**Tarea**.
Responda brevemente, a partir del texto sobre el asma y las mascotas:
1. ¿Qué porcentaje, como mínimo, de las personas con asma son alérgicas a los animales?
2. ¿Qué pueden atraer los excrementos de los animales que viven en una jaula?
3. ¿Qué animales producen los alergenos que pueden provocar reacciones alérgicas?

**Texto proporcionado**.
# # #

(If My Child Has Asthma, Can We Keep Our Pet?)
Sólo en torno al 10% de la población general es alérgica a los animales domésticos, pero por lo menos el 30% de las personas con asma son alérgicas a los animales. O sea que, si su hijo tiene asma, es una buena idea considerar la posibilidad de que su mascota pueda estar produciendo alergenos que desencadenan los síntomas asmáticos de su hijo.
Contrariamente a la creencia popular, el pelo del animal probablemente no es el culpable. Sin embargo, la caspa (escamas de piel), la saliva, la orina y las plumas de los animales pueden provocar reacciones alérgicas. A pesar de que el pelo de los animales, en sí mismo, no representa ningún problema, puede acumular ácaros del polvo, polen, moho y otros alergenos. Y cualquier animal que vive en una jaula (como los pájaros o los gerbos y los hámsteres) produce excrementos que pueden atraer al moho y a los ácaros del polvo.
Es posible que haya oído que ciertas razas de perros y gatos, particularmente las que no cambian el pelo, no pueden desencadenar el asma, pero todos los animales de sangre caliente producen estos alergenos y, por lo tanto, pueden provocar reacciones alérgicas.

# # #

**Datos extraídos**.
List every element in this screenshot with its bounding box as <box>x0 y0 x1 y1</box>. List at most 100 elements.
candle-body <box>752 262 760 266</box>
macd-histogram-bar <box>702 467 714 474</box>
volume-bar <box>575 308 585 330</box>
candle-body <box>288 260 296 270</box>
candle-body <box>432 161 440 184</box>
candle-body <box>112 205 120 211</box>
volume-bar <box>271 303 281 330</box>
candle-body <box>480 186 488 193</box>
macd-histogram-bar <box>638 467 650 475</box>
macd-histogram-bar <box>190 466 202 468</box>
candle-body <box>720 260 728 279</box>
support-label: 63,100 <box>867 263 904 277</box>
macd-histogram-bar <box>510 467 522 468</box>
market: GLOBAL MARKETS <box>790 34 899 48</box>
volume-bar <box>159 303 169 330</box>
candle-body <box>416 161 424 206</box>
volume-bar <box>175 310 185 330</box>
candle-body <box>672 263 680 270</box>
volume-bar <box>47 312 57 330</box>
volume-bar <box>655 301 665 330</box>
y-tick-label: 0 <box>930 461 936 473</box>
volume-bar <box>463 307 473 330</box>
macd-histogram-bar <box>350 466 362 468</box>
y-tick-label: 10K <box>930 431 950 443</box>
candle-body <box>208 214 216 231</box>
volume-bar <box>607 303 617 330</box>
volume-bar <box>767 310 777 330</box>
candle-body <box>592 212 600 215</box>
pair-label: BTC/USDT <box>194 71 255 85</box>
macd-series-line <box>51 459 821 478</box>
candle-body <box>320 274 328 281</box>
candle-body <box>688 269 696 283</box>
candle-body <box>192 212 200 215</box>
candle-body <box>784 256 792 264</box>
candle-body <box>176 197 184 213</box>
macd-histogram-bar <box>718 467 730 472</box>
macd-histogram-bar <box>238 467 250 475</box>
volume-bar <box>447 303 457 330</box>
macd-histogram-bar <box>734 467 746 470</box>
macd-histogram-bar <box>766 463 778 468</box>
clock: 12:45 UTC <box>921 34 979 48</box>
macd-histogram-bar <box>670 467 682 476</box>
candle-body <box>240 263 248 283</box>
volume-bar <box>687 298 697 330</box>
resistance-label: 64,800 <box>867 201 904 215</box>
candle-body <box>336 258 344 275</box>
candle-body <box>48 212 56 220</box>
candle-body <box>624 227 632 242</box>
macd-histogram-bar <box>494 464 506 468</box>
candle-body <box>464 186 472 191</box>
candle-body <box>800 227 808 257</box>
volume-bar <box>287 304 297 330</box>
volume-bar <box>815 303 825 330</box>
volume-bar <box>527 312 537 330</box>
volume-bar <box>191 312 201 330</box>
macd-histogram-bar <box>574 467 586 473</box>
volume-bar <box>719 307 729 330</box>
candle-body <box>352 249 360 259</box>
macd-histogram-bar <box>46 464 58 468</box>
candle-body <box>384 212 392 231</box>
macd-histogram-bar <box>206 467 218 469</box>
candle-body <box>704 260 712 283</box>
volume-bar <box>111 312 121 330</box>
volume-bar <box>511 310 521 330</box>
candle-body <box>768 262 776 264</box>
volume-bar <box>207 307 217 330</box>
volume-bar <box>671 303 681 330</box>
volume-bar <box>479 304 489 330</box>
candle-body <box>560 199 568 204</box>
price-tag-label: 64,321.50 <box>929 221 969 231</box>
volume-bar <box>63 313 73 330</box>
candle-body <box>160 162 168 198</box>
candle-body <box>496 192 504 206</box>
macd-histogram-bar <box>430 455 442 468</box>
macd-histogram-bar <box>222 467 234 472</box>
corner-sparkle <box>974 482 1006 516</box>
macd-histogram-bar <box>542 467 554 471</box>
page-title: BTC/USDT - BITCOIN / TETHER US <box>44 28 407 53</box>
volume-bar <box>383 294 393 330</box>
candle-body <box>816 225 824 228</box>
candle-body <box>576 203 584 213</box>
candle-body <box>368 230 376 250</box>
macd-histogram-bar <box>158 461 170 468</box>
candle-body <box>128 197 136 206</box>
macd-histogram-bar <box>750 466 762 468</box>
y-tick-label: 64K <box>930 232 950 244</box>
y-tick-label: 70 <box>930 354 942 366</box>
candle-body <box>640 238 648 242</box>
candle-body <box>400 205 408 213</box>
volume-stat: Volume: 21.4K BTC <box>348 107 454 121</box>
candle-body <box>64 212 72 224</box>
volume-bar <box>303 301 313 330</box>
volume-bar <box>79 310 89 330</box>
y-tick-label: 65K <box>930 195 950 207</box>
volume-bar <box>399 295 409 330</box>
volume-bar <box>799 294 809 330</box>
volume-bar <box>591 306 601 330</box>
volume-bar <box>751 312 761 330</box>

# # #

**Respuesta**.
1. Al menos el 30%.
2. El moho y los ácaros del polvo.
3. Todos los animales de sangre caliente.